━━ Data listing

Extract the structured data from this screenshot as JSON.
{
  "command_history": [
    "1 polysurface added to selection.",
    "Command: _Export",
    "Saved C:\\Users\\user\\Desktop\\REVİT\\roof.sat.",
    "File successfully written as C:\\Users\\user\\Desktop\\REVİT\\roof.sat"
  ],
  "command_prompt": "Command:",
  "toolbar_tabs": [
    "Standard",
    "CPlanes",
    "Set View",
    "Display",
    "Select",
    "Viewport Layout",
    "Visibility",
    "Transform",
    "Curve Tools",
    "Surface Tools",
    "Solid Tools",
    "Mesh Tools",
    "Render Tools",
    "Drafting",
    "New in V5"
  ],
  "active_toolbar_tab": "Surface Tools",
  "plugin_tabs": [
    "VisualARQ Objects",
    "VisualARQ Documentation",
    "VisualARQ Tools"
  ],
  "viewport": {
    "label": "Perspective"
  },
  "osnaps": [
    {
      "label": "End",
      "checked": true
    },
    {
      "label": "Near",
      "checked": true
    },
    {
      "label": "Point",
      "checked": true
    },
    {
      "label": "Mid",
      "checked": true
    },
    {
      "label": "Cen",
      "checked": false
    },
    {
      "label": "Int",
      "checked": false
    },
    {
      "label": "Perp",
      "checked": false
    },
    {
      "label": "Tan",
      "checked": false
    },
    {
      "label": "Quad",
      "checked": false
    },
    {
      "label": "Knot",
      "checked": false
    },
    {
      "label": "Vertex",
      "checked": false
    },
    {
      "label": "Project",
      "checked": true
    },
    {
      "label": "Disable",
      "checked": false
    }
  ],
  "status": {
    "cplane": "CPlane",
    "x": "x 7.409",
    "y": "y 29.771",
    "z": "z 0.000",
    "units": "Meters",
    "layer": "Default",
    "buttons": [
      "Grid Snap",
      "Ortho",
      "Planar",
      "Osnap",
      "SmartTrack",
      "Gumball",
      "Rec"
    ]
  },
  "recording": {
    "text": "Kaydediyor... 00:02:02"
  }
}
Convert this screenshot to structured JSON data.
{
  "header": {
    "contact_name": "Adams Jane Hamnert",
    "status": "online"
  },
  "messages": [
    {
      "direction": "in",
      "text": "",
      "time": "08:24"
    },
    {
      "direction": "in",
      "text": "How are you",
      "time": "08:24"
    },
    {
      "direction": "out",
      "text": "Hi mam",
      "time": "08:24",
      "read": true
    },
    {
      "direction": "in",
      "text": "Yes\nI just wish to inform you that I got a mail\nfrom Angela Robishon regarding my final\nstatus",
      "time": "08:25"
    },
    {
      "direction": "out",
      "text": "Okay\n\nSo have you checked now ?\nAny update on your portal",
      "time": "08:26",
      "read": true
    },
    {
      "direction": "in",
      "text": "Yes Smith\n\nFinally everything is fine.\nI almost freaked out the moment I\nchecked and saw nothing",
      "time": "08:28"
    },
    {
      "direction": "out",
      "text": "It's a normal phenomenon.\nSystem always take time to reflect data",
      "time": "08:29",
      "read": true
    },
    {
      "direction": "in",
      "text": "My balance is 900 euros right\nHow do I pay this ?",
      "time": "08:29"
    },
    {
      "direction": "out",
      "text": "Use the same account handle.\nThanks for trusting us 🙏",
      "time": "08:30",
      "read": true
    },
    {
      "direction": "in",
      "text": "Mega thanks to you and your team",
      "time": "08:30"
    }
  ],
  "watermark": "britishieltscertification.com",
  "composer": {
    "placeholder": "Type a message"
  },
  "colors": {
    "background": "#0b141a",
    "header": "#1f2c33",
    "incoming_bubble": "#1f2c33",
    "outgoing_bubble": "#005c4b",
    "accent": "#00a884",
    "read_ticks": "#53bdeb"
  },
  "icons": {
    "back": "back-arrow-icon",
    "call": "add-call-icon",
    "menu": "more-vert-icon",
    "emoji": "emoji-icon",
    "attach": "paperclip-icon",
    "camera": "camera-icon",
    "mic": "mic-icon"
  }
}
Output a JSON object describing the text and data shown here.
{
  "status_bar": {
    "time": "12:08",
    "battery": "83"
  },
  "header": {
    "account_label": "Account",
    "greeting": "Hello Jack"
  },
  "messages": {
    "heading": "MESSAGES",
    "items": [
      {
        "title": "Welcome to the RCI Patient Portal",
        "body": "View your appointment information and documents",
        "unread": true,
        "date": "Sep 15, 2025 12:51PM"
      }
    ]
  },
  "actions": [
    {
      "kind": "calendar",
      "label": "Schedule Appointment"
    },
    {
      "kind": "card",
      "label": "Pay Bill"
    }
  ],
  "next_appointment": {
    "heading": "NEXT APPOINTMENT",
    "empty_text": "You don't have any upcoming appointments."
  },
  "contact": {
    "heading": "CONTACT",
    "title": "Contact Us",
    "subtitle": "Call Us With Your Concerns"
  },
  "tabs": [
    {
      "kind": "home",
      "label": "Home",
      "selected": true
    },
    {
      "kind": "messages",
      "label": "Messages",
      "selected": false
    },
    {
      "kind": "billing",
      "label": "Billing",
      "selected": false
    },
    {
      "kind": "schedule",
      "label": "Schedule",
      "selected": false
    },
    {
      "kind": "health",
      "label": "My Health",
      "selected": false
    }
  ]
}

━━━━

◆ **Your task**:
Pull out and copy each line containing the string "kind".

◆ **Full output**:
      "kind": "calendar",
      "kind": "card",
      "kind": "home",
      "kind": "messages",
      "kind": "billing",
      "kind": "schedule",
      "kind": "health",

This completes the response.